A run of records:
********

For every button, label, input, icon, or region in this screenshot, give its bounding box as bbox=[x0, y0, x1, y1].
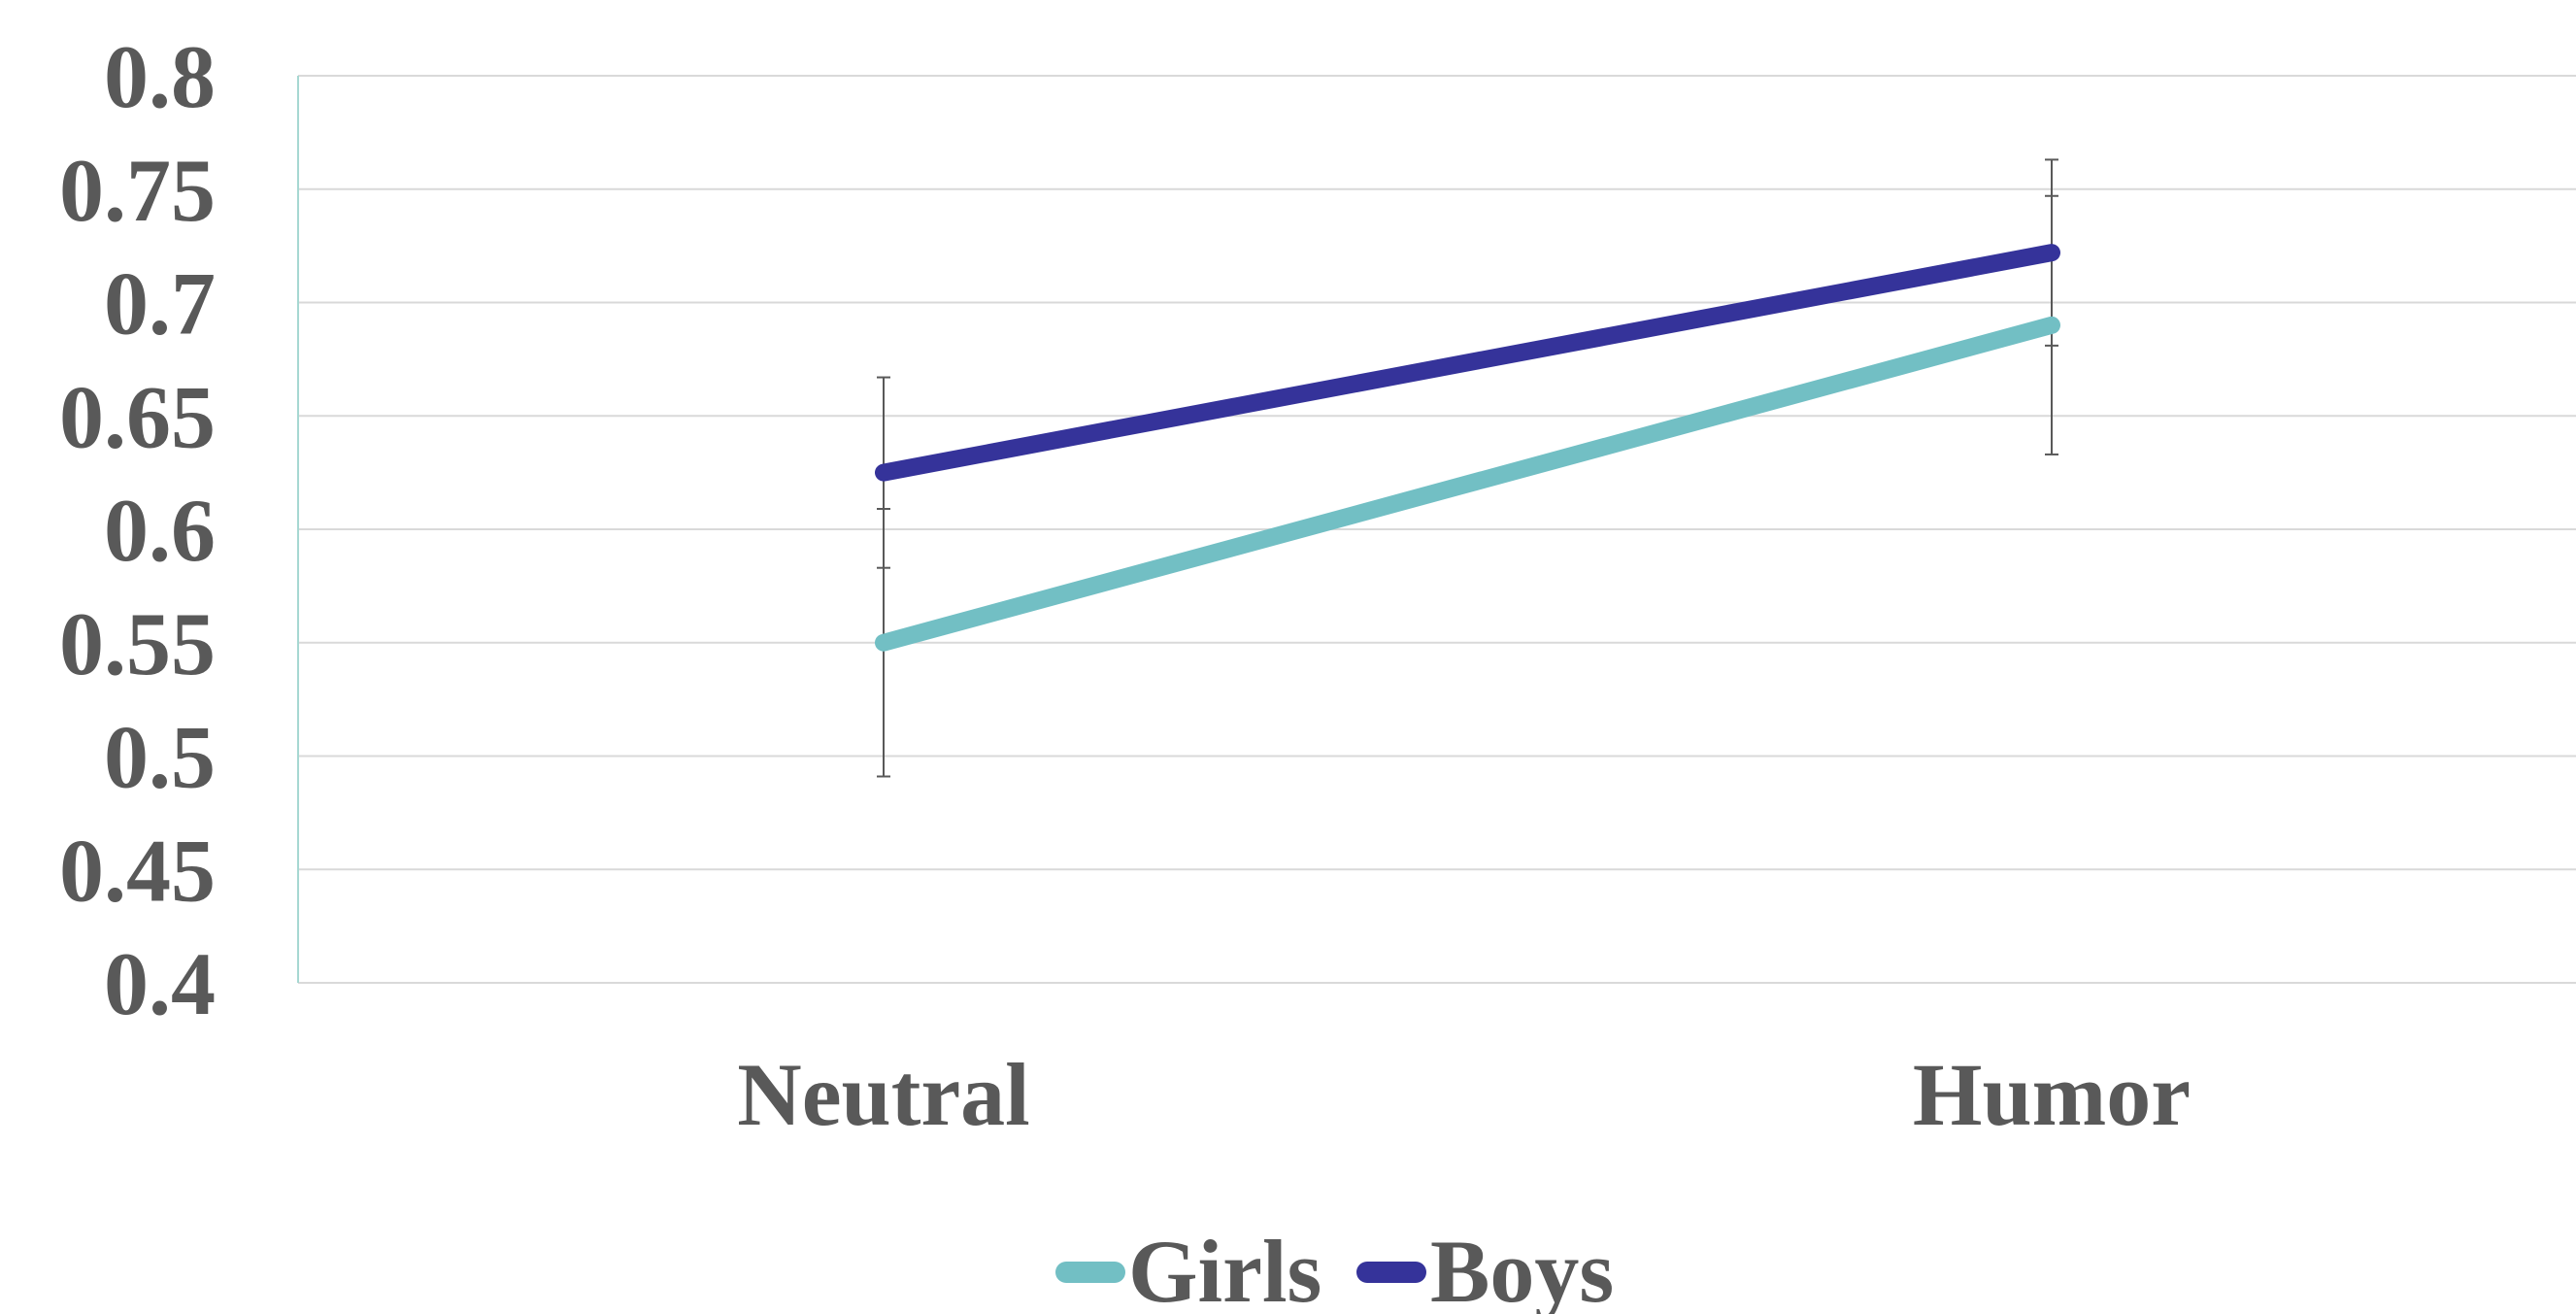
y-tick-label: 0.6 bbox=[104, 481, 216, 580]
x-tick-labels: Neutral Humor bbox=[737, 1045, 2191, 1144]
x-tick-label: Humor bbox=[1913, 1045, 2191, 1144]
legend-label-boys: Boys bbox=[1430, 1222, 1614, 1314]
series-line-girls bbox=[875, 316, 2060, 652]
series-lines bbox=[875, 244, 2060, 652]
legend: Girls Boys bbox=[1055, 1222, 1614, 1314]
y-tick-label: 0.5 bbox=[104, 708, 216, 807]
error-bars bbox=[877, 158, 2058, 778]
x-tick-label: Neutral bbox=[737, 1045, 1029, 1144]
y-tick-label: 0.75 bbox=[59, 141, 216, 240]
y-tick-label: 0.45 bbox=[59, 821, 216, 920]
y-tick-label: 0.65 bbox=[59, 367, 216, 466]
series-line-boys bbox=[875, 244, 2060, 482]
y-tick-label: 0.55 bbox=[59, 594, 216, 693]
y-tick-label: 0.8 bbox=[104, 27, 216, 126]
legend-label-girls: Girls bbox=[1128, 1222, 1321, 1314]
y-tick-label: 0.4 bbox=[104, 934, 216, 1033]
gridlines bbox=[298, 75, 2576, 984]
y-tick-labels: 0.8 0.75 0.7 0.65 0.6 0.55 0.5 0.45 0.4 bbox=[59, 27, 216, 1033]
y-tick-label: 0.7 bbox=[104, 254, 216, 354]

********

Task prompt
Convert every line of the material above into a Markdown table with the columns "Row" and "Line," numbering the rows and leaving out blank lines and the pictures.

Solved exercise
| Row | Line |
|---|---|
| 1 | For every button, label, input, icon, or region in this screenshot, give its bounding box as bbox=[x0, y0, x1, y1]. |
| 2 | y-tick-label: 0.6 bbox=[104, 481, 216, 580] |
| 3 | x-tick-labels: Neutral Humor bbox=[737, 1045, 2191, 1144] |
| 4 | x-tick-label: Humor bbox=[1913, 1045, 2191, 1144] |
| 5 | legend-label-boys: Boys bbox=[1430, 1222, 1614, 1314] |
| 6 | series-line-girls bbox=[875, 316, 2060, 652] |
| 7 | series-lines bbox=[875, 244, 2060, 652] |
| 8 | legend: Girls Boys bbox=[1055, 1222, 1614, 1314] |
| 9 | y-tick-label: 0.5 bbox=[104, 708, 216, 807] |
| 10 | error-bars bbox=[877, 158, 2058, 778] |
| 11 | x-tick-label: Neutral bbox=[737, 1045, 1029, 1144] |
| 12 | y-tick-label: 0.75 bbox=[59, 141, 216, 240] |
| 13 | y-tick-label: 0.45 bbox=[59, 821, 216, 920] |
| 14 | y-tick-label: 0.65 bbox=[59, 367, 216, 466] |
| 15 | series-line-boys bbox=[875, 244, 2060, 482] |
| 16 | y-tick-label: 0.55 bbox=[59, 594, 216, 693] |
| 17 | y-tick-label: 0.8 bbox=[104, 27, 216, 126] |
| 18 | legend-label-girls: Girls bbox=[1128, 1222, 1321, 1314] |
| 19 | y-tick-label: 0.4 bbox=[104, 934, 216, 1033] |
| 20 | gridlines bbox=[298, 75, 2576, 984] |
| 21 | y-tick-labels: 0.8 0.75 0.7 0.65 0.6 0.55 0.5 0.45 0.4 bbox=[59, 27, 216, 1033] |
| 22 | y-tick-label: 0.7 bbox=[104, 254, 216, 354] |